_GIVEN EXERCISE_
Repeat the whole listing exactly as written.

━━━━━━━━━━

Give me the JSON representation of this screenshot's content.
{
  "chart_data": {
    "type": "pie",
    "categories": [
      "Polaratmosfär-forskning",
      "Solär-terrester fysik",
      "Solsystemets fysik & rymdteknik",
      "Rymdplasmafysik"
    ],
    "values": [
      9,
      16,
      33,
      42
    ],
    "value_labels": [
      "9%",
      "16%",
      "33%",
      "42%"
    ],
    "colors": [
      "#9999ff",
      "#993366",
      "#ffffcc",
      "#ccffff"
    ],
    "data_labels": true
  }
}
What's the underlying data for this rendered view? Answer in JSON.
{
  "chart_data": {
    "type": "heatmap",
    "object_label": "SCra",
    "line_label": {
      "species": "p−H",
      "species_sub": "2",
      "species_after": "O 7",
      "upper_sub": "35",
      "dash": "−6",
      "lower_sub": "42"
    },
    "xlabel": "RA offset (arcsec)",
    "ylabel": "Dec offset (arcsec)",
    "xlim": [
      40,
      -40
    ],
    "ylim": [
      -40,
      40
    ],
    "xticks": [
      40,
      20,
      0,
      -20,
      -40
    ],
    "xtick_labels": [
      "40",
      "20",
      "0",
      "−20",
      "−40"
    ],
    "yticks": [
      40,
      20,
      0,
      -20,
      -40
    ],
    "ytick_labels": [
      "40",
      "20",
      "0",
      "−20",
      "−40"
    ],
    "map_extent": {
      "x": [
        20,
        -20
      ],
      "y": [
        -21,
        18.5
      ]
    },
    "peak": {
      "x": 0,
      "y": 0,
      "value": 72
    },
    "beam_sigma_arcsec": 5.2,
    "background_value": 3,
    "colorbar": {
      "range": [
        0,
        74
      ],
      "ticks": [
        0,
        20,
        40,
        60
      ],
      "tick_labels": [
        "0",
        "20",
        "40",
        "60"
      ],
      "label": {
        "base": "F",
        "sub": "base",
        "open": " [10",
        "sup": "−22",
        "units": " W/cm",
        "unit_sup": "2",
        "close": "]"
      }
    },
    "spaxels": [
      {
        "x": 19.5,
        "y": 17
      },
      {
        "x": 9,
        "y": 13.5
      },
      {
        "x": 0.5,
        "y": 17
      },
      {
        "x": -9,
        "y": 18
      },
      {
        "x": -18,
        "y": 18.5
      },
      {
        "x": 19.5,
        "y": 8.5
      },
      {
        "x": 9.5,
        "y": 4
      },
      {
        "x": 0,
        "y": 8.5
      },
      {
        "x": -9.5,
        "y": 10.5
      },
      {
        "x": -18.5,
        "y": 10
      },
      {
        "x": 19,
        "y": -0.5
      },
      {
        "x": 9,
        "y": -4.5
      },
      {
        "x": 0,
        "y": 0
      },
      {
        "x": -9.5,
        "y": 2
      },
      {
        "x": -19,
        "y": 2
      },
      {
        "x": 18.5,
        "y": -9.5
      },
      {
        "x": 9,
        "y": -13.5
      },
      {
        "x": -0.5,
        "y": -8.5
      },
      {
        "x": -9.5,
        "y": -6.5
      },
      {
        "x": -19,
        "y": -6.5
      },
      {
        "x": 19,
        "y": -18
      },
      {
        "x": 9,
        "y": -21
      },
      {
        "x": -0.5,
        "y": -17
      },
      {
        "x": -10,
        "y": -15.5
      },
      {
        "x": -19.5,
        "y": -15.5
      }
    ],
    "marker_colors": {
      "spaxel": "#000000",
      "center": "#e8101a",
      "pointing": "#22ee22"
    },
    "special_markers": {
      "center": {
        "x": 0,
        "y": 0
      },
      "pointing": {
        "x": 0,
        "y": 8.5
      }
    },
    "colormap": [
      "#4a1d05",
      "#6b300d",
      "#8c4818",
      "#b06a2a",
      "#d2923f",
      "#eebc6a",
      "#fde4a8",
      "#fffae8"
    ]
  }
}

━━━━━━━━━━

_RESULT OF THIS TASK_
Give me the JSON representation of this screenshot's content.
{
  "chart_data": {
    "type": "pie",
    "categories": [
      "Polaratmosfär-forskning",
      "Solär-terrester fysik",
      "Solsystemets fysik & rymdteknik",
      "Rymdplasmafysik"
    ],
    "values": [
      9,
      16,
      33,
      42
    ],
    "value_labels": [
      "9%",
      "16%",
      "33%",
      "42%"
    ],
    "colors": [
      "#9999ff",
      "#993366",
      "#ffffcc",
      "#ccffff"
    ],
    "data_labels": true
  }
}
What's the underlying data for this rendered view? Answer in JSON.
{
  "chart_data": {
    "type": "heatmap",
    "object_label": "SCra",
    "line_label": {
      "species": "p−H",
      "species_sub": "2",
      "species_after": "O 7",
      "upper_sub": "35",
      "dash": "−6",
      "lower_sub": "42"
    },
    "xlabel": "RA offset (arcsec)",
    "ylabel": "Dec offset (arcsec)",
    "xlim": [
      40,
      -40
    ],
    "ylim": [
      -40,
      40
    ],
    "xticks": [
      40,
      20,
      0,
      -20,
      -40
    ],
    "xtick_labels": [
      "40",
      "20",
      "0",
      "−20",
      "−40"
    ],
    "yticks": [
      40,
      20,
      0,
      -20,
      -40
    ],
    "ytick_labels": [
      "40",
      "20",
      "0",
      "−20",
      "−40"
    ],
    "map_extent": {
      "x": [
        20,
        -20
      ],
      "y": [
        -21,
        18.5
      ]
    },
    "peak": {
      "x": 0,
      "y": 0,
      "value": 72
    },
    "beam_sigma_arcsec": 5.2,
    "background_value": 3,
    "colorbar": {
      "range": [
        0,
        74
      ],
      "ticks": [
        0,
        20,
        40,
        60
      ],
      "tick_labels": [
        "0",
        "20",
        "40",
        "60"
      ],
      "label": {
        "base": "F",
        "sub": "base",
        "open": " [10",
        "sup": "−22",
        "units": " W/cm",
        "unit_sup": "2",
        "close": "]"
      }
    },
    "spaxels": [
      {
        "x": 19.5,
        "y": 17
      },
      {
        "x": 9,
        "y": 13.5
      },
      {
        "x": 0.5,
        "y": 17
      },
      {
        "x": -9,
        "y": 18
      },
      {
        "x": -18,
        "y": 18.5
      },
      {
        "x": 19.5,
        "y": 8.5
      },
      {
        "x": 9.5,
        "y": 4
      },
      {
        "x": 0,
        "y": 8.5
      },
      {
        "x": -9.5,
        "y": 10.5
      },
      {
        "x": -18.5,
        "y": 10
      },
      {
        "x": 19,
        "y": -0.5
      },
      {
        "x": 9,
        "y": -4.5
      },
      {
        "x": 0,
        "y": 0
      },
      {
        "x": -9.5,
        "y": 2
      },
      {
        "x": -19,
        "y": 2
      },
      {
        "x": 18.5,
        "y": -9.5
      },
      {
        "x": 9,
        "y": -13.5
      },
      {
        "x": -0.5,
        "y": -8.5
      },
      {
        "x": -9.5,
        "y": -6.5
      },
      {
        "x": -19,
        "y": -6.5
      },
      {
        "x": 19,
        "y": -18
      },
      {
        "x": 9,
        "y": -21
      },
      {
        "x": -0.5,
        "y": -17
      },
      {
        "x": -10,
        "y": -15.5
      },
      {
        "x": -19.5,
        "y": -15.5
      }
    ],
    "marker_colors": {
      "spaxel": "#000000",
      "center": "#e8101a",
      "pointing": "#22ee22"
    },
    "special_markers": {
      "center": {
        "x": 0,
        "y": 0
      },
      "pointing": {
        "x": 0,
        "y": 8.5
      }
    },
    "colormap": [
      "#4a1d05",
      "#6b300d",
      "#8c4818",
      "#b06a2a",
      "#d2923f",
      "#eebc6a",
      "#fde4a8",
      "#fffae8"
    ]
  }
}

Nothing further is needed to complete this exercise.